** BEGIN Data **

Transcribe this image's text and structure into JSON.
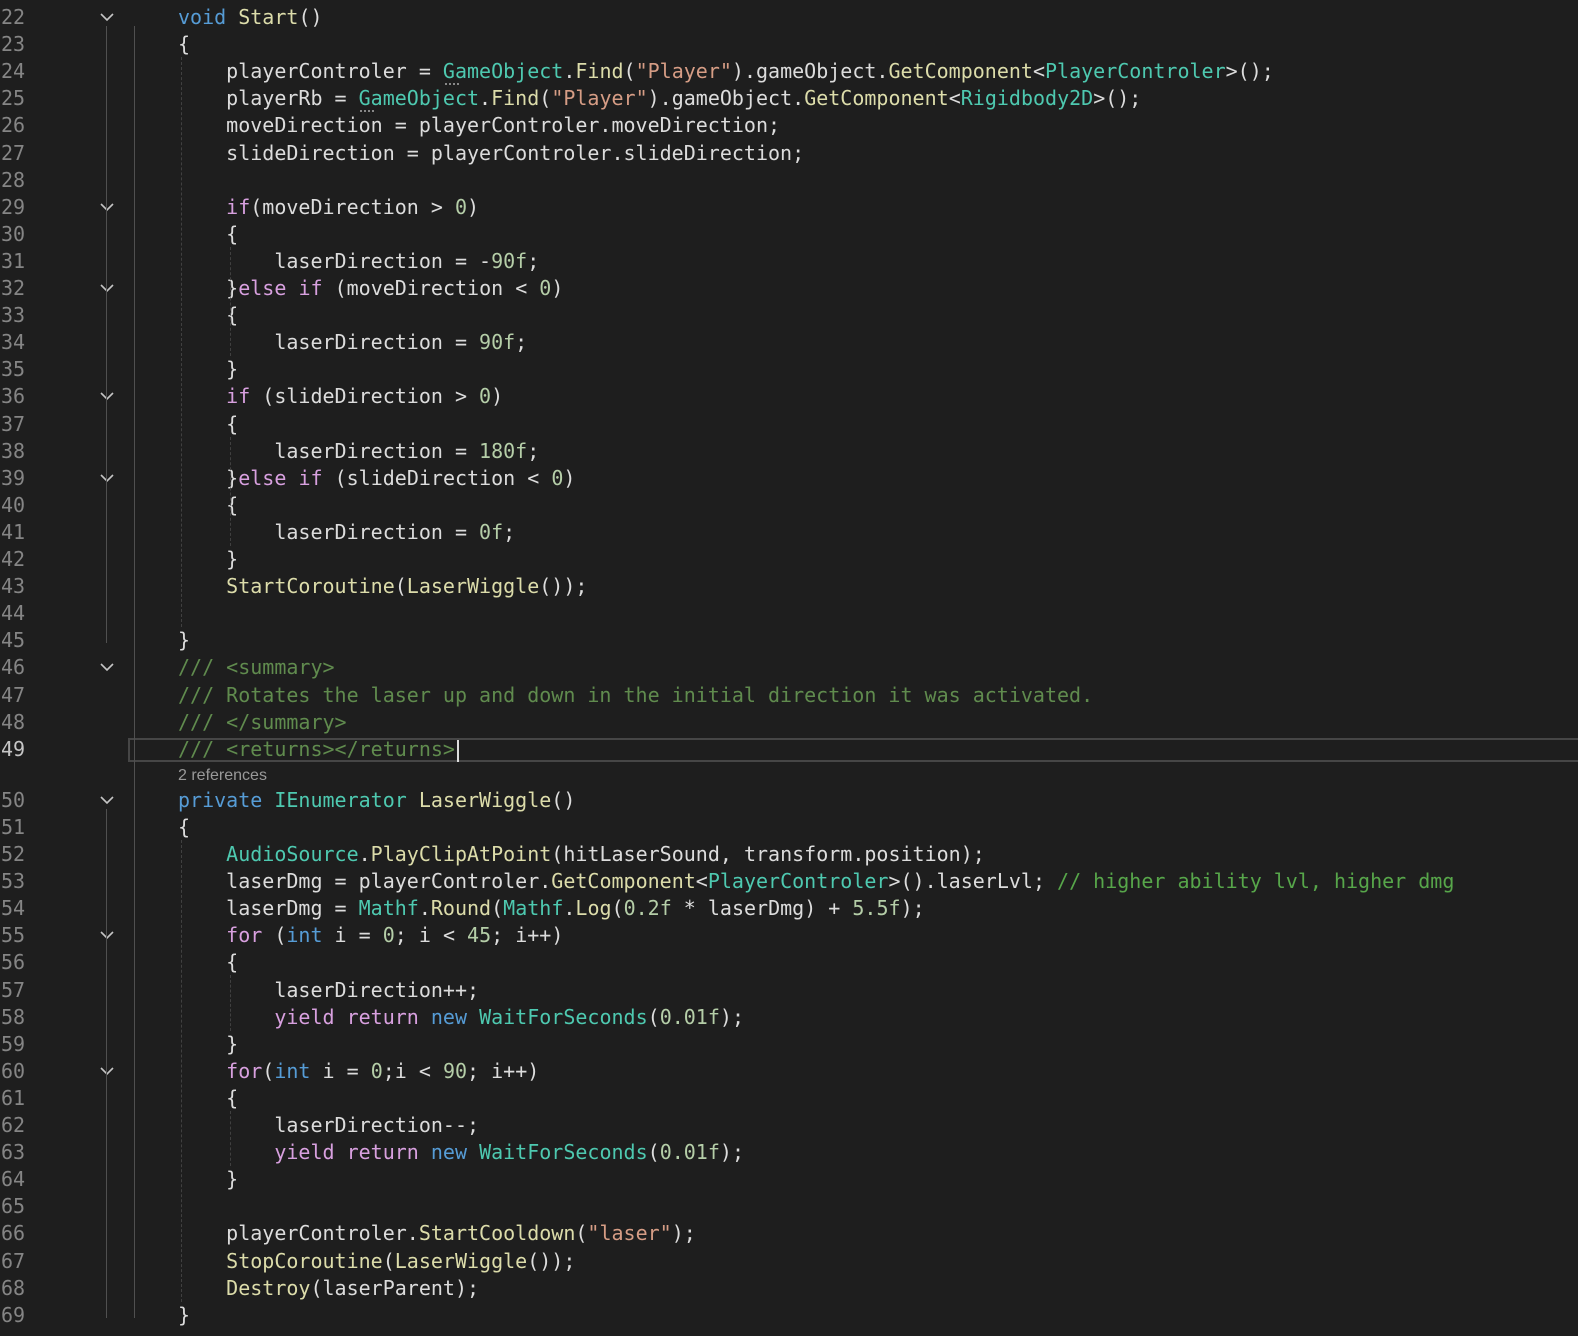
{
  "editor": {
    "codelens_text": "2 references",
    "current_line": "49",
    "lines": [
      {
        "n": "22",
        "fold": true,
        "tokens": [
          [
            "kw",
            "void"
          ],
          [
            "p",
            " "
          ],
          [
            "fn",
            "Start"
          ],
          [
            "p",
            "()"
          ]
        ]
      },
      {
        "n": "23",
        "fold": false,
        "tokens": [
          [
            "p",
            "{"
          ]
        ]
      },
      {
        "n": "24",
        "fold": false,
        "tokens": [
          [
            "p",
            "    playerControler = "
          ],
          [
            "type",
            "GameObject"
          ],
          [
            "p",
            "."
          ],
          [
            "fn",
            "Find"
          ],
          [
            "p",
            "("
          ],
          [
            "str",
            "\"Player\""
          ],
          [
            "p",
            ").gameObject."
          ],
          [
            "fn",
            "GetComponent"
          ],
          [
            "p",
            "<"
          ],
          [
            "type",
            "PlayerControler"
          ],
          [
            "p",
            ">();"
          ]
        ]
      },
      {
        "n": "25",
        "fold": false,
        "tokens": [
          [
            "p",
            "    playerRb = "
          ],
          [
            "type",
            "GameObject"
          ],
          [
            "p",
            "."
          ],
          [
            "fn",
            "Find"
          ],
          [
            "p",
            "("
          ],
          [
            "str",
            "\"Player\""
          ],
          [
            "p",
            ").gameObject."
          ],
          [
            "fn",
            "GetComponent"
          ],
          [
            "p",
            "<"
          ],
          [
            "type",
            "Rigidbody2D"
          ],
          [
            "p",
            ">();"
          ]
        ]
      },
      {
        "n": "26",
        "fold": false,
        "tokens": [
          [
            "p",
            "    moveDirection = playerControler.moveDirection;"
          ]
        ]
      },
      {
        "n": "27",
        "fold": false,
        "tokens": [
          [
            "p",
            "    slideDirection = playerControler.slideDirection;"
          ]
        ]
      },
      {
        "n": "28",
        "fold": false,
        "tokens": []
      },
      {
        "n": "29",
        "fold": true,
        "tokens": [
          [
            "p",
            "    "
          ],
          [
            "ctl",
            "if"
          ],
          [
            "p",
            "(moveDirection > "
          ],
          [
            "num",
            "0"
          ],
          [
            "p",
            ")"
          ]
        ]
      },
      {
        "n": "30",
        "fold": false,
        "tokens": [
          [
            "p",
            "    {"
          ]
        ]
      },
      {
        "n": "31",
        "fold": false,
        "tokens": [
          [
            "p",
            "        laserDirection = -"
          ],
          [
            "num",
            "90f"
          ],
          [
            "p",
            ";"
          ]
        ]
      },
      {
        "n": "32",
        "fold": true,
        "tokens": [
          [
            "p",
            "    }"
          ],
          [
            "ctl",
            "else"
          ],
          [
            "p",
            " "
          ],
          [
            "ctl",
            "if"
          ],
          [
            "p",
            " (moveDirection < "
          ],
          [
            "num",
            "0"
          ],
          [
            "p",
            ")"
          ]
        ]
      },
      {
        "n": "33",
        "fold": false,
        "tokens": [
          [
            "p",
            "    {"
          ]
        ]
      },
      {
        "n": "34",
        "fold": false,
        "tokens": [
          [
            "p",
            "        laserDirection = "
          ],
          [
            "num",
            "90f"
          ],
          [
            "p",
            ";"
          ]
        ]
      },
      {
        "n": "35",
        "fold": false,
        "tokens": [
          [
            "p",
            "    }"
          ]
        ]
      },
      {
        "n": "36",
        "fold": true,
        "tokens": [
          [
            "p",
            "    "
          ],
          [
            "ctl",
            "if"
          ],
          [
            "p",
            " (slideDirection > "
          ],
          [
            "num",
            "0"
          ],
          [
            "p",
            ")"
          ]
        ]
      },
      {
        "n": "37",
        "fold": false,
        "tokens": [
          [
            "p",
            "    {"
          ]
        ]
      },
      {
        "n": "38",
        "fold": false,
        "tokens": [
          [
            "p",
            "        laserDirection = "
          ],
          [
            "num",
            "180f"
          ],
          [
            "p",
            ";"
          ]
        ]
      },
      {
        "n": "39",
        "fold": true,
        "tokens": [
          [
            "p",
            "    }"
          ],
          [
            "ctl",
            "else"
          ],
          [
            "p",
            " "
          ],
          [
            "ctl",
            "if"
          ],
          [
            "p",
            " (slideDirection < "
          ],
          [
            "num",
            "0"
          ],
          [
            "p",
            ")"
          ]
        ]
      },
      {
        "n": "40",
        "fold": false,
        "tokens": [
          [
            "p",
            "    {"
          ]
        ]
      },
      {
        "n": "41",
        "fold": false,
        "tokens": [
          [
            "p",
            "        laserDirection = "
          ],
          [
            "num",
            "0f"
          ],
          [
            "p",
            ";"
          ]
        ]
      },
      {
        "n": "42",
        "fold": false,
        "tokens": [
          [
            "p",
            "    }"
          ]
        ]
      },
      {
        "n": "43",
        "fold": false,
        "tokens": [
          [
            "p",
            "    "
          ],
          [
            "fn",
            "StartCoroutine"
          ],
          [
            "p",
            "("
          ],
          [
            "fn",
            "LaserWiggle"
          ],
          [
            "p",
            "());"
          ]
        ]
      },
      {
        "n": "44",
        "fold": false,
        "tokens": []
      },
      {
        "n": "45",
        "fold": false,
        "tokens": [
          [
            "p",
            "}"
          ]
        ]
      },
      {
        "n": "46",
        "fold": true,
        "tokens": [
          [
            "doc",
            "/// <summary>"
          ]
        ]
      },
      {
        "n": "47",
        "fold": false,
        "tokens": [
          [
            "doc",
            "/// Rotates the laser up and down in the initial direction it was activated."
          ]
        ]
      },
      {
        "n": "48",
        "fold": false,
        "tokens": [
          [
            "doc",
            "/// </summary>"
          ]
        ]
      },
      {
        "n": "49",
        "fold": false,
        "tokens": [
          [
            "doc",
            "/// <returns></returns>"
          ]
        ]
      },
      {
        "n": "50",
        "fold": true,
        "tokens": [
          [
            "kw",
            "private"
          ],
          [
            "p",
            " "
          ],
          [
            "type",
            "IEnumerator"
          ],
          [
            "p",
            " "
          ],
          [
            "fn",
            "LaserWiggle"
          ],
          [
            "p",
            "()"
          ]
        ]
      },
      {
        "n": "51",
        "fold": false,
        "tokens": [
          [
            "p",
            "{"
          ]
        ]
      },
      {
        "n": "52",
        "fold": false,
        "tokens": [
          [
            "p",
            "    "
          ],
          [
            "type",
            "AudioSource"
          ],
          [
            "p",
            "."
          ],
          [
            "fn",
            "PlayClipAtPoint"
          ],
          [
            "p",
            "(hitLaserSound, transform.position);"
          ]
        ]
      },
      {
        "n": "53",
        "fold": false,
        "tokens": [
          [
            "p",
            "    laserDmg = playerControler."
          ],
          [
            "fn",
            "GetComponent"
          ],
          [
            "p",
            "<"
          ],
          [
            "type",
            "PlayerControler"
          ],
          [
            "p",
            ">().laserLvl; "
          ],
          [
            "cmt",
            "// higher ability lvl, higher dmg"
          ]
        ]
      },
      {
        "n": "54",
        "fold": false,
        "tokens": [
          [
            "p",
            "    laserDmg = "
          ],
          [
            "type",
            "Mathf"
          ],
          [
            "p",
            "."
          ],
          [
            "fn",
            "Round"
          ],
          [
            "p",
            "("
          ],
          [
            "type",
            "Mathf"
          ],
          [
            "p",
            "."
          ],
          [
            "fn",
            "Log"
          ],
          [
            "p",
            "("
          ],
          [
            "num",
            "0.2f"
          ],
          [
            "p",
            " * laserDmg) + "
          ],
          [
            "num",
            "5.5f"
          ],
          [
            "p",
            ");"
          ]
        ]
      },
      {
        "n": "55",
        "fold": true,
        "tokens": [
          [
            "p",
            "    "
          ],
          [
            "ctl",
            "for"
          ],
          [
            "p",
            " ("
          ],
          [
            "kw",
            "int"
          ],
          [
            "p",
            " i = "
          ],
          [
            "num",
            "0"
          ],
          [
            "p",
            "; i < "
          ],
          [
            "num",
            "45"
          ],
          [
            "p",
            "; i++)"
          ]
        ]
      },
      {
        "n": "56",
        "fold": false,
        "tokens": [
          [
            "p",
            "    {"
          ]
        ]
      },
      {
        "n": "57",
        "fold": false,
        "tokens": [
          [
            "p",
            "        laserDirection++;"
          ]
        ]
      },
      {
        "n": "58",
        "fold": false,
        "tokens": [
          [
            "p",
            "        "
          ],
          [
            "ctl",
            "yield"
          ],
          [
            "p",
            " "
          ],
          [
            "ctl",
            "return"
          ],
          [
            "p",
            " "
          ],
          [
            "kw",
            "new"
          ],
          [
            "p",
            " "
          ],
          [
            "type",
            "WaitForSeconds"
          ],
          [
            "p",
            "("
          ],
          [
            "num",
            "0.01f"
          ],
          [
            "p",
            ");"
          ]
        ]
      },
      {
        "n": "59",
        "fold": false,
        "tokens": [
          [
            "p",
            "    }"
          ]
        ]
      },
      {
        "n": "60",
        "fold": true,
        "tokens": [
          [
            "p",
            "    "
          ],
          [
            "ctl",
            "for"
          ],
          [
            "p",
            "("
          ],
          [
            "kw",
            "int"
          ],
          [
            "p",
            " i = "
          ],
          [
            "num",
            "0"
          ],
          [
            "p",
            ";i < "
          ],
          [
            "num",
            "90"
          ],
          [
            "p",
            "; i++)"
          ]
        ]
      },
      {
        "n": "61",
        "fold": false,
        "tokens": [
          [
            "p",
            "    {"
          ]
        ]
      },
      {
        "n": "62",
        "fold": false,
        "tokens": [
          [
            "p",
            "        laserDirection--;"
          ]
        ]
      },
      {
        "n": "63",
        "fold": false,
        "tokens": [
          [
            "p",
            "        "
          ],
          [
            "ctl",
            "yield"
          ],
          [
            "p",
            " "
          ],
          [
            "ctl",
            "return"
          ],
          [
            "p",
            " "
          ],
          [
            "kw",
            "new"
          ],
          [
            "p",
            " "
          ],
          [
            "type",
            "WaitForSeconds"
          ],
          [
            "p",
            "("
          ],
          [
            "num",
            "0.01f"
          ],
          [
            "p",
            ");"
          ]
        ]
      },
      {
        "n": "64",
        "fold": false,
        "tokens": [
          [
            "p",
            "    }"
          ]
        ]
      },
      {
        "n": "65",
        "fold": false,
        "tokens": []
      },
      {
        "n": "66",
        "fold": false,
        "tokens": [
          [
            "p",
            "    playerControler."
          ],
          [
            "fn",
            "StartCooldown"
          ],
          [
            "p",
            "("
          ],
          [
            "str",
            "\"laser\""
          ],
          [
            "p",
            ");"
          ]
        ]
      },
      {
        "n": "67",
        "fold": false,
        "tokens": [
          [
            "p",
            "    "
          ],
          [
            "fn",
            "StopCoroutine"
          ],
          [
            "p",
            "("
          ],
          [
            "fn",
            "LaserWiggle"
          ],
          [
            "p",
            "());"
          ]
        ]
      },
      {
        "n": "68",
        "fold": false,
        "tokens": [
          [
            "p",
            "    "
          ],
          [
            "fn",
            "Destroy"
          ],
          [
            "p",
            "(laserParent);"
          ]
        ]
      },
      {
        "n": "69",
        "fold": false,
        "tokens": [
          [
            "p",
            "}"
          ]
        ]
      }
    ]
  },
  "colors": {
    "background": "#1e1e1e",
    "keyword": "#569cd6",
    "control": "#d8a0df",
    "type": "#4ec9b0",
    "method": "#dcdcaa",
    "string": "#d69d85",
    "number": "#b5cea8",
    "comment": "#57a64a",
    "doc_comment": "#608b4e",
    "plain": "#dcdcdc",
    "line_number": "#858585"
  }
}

** END Data **
** BEGIN Data **

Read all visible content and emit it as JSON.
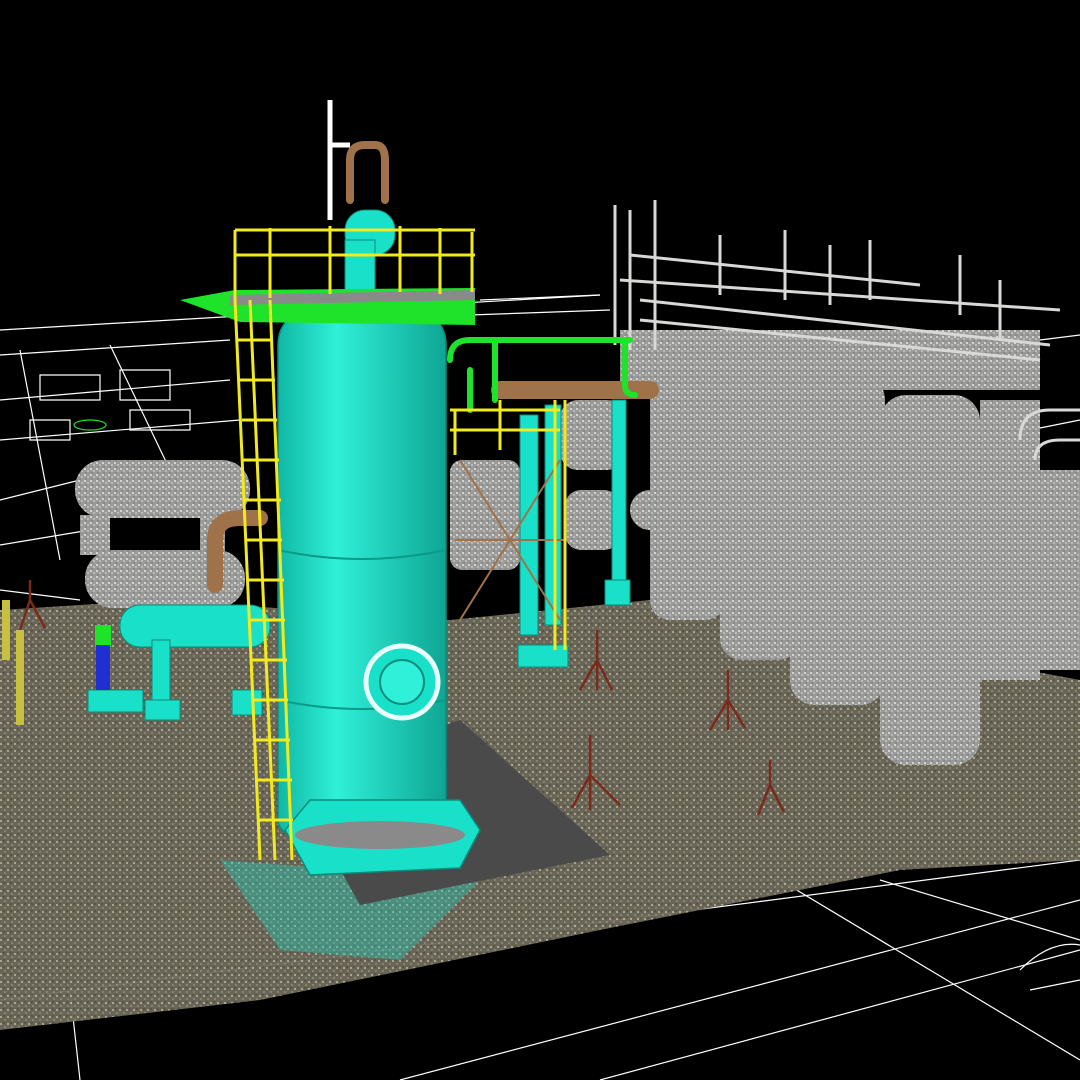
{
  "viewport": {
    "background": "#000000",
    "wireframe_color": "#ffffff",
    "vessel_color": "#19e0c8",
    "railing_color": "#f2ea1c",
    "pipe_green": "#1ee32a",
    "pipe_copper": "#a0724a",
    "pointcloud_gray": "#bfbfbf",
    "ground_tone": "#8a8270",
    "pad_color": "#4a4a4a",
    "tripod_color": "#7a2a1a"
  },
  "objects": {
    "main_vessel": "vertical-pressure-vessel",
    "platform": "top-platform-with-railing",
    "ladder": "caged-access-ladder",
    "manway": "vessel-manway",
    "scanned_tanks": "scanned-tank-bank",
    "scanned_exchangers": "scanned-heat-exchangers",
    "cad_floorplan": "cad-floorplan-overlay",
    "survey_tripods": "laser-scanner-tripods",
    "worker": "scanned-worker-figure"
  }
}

** END Data **
** BEGIN Data **

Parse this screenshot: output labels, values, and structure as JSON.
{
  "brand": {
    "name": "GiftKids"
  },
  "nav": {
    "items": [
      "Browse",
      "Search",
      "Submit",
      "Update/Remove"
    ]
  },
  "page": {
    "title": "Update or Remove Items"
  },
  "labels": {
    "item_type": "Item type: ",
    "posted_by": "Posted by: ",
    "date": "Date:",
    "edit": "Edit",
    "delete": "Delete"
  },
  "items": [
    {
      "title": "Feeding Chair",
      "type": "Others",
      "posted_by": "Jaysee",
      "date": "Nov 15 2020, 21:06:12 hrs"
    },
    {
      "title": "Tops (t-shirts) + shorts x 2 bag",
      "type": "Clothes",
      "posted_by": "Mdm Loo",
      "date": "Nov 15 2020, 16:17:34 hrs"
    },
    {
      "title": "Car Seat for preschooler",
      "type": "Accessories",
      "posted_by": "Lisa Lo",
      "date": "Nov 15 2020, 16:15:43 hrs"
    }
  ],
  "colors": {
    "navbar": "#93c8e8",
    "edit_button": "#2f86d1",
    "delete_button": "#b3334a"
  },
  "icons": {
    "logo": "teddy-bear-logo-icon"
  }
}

** END Data **

→ What is asked: List every line above containing the word "slideDirection".

→ Exercise output:
            "    slideDirection = playerControler.slideDirection;"
            " (slideDirection > "
            " (slideDirection < "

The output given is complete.